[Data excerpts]
--*--

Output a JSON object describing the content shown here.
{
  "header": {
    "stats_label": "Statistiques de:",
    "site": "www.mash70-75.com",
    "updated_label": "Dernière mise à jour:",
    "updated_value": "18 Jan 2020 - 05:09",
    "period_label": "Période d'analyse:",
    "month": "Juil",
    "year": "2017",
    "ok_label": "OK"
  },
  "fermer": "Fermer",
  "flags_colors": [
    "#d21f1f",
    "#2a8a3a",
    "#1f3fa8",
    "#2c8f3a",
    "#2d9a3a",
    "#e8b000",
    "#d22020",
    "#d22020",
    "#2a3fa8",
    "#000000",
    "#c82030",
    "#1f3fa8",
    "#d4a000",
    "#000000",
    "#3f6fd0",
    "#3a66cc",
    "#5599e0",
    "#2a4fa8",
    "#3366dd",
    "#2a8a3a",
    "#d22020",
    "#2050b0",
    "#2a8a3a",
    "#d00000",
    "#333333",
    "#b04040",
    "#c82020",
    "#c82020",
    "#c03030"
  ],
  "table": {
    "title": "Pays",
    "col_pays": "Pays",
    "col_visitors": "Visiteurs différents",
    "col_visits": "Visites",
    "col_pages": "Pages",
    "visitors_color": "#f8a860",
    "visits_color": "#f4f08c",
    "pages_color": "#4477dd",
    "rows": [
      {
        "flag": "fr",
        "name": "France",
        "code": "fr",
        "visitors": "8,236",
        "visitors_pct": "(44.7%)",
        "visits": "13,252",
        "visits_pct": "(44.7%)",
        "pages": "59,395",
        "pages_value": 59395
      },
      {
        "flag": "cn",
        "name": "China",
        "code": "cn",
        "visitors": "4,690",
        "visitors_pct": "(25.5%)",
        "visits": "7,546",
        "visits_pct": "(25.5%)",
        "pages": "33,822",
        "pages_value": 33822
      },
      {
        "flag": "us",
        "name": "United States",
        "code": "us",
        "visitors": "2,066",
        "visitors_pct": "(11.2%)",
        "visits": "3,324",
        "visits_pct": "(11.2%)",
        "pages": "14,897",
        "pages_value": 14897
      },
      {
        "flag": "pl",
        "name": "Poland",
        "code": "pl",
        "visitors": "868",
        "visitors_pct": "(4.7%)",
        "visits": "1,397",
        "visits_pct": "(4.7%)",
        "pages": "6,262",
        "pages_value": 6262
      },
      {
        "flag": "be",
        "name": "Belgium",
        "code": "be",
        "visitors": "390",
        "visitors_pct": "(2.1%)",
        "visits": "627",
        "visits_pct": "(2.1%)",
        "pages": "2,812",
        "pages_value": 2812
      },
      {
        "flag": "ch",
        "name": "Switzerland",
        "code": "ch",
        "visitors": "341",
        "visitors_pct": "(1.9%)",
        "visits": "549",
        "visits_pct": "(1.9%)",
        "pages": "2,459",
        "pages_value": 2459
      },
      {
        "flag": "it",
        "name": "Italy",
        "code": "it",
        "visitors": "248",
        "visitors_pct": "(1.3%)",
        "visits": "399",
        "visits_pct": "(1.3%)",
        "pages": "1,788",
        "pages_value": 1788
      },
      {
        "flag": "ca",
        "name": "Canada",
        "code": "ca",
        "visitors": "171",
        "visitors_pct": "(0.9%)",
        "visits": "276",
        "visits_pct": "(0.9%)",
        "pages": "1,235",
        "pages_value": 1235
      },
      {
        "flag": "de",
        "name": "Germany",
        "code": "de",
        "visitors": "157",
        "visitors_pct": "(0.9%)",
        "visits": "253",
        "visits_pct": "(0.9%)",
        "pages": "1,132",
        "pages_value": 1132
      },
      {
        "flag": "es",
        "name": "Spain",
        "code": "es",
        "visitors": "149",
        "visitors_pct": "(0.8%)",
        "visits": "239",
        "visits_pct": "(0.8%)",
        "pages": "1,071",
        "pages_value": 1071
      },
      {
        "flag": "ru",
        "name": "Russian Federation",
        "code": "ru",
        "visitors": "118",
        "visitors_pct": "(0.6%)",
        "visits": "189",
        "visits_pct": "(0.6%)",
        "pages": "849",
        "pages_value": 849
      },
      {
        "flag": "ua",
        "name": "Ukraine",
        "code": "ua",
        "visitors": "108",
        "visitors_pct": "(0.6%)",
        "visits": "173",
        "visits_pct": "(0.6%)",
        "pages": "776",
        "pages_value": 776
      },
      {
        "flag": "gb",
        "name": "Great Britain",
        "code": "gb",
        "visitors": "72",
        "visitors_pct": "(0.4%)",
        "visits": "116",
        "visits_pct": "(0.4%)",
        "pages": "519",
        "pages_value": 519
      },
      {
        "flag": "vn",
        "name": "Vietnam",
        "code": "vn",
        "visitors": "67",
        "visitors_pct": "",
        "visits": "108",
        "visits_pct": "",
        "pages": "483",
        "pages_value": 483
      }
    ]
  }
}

--*--

Given request: Return all of the data exactly as it reads.

Answer to this exercise:
Output a JSON object describing the content shown here.
{
  "header": {
    "stats_label": "Statistiques de:",
    "site": "www.mash70-75.com",
    "updated_label": "Dernière mise à jour:",
    "updated_value": "18 Jan 2020 - 05:09",
    "period_label": "Période d'analyse:",
    "month": "Juil",
    "year": "2017",
    "ok_label": "OK"
  },
  "fermer": "Fermer",
  "flags_colors": [
    "#d21f1f",
    "#2a8a3a",
    "#1f3fa8",
    "#2c8f3a",
    "#2d9a3a",
    "#e8b000",
    "#d22020",
    "#d22020",
    "#2a3fa8",
    "#000000",
    "#c82030",
    "#1f3fa8",
    "#d4a000",
    "#000000",
    "#3f6fd0",
    "#3a66cc",
    "#5599e0",
    "#2a4fa8",
    "#3366dd",
    "#2a8a3a",
    "#d22020",
    "#2050b0",
    "#2a8a3a",
    "#d00000",
    "#333333",
    "#b04040",
    "#c82020",
    "#c82020",
    "#c03030"
  ],
  "table": {
    "title": "Pays",
    "col_pays": "Pays",
    "col_visitors": "Visiteurs différents",
    "col_visits": "Visites",
    "col_pages": "Pages",
    "visitors_color": "#f8a860",
    "visits_color": "#f4f08c",
    "pages_color": "#4477dd",
    "rows": [
      {
        "flag": "fr",
        "name": "France",
        "code": "fr",
        "visitors": "8,236",
        "visitors_pct": "(44.7%)",
        "visits": "13,252",
        "visits_pct": "(44.7%)",
        "pages": "59,395",
        "pages_value": 59395
      },
      {
        "flag": "cn",
        "name": "China",
        "code": "cn",
        "visitors": "4,690",
        "visitors_pct": "(25.5%)",
        "visits": "7,546",
        "visits_pct": "(25.5%)",
        "pages": "33,822",
        "pages_value": 33822
      },
      {
        "flag": "us",
        "name": "United States",
        "code": "us",
        "visitors": "2,066",
        "visitors_pct": "(11.2%)",
        "visits": "3,324",
        "visits_pct": "(11.2%)",
        "pages": "14,897",
        "pages_value": 14897
      },
      {
        "flag": "pl",
        "name": "Poland",
        "code": "pl",
        "visitors": "868",
        "visitors_pct": "(4.7%)",
        "visits": "1,397",
        "visits_pct": "(4.7%)",
        "pages": "6,262",
        "pages_value": 6262
      },
      {
        "flag": "be",
        "name": "Belgium",
        "code": "be",
        "visitors": "390",
        "visitors_pct": "(2.1%)",
        "visits": "627",
        "visits_pct": "(2.1%)",
        "pages": "2,812",
        "pages_value": 2812
      },
      {
        "flag": "ch",
        "name": "Switzerland",
        "code": "ch",
        "visitors": "341",
        "visitors_pct": "(1.9%)",
        "visits": "549",
        "visits_pct": "(1.9%)",
        "pages": "2,459",
        "pages_value": 2459
      },
      {
        "flag": "it",
        "name": "Italy",
        "code": "it",
        "visitors": "248",
        "visitors_pct": "(1.3%)",
        "visits": "399",
        "visits_pct": "(1.3%)",
        "pages": "1,788",
        "pages_value": 1788
      },
      {
        "flag": "ca",
        "name": "Canada",
        "code": "ca",
        "visitors": "171",
        "visitors_pct": "(0.9%)",
        "visits": "276",
        "visits_pct": "(0.9%)",
        "pages": "1,235",
        "pages_value": 1235
      },
      {
        "flag": "de",
        "name": "Germany",
        "code": "de",
        "visitors": "157",
        "visitors_pct": "(0.9%)",
        "visits": "253",
        "visits_pct": "(0.9%)",
        "pages": "1,132",
        "pages_value": 1132
      },
      {
        "flag": "es",
        "name": "Spain",
        "code": "es",
        "visitors": "149",
        "visitors_pct": "(0.8%)",
        "visits": "239",
        "visits_pct": "(0.8%)",
        "pages": "1,071",
        "pages_value": 1071
      },
      {
        "flag": "ru",
        "name": "Russian Federation",
        "code": "ru",
        "visitors": "118",
        "visitors_pct": "(0.6%)",
        "visits": "189",
        "visits_pct": "(0.6%)",
        "pages": "849",
        "pages_value": 849
      },
      {
        "flag": "ua",
        "name": "Ukraine",
        "code": "ua",
        "visitors": "108",
        "visitors_pct": "(0.6%)",
        "visits": "173",
        "visits_pct": "(0.6%)",
        "pages": "776",
        "pages_value": 776
      },
      {
        "flag": "gb",
        "name": "Great Britain",
        "code": "gb",
        "visitors": "72",
        "visitors_pct": "(0.4%)",
        "visits": "116",
        "visits_pct": "(0.4%)",
        "pages": "519",
        "pages_value": 519
      },
      {
        "flag": "vn",
        "name": "Vietnam",
        "code": "vn",
        "visitors": "67",
        "visitors_pct": "",
        "visits": "108",
        "visits_pct": "",
        "pages": "483",
        "pages_value": 483
      }
    ]
  }
}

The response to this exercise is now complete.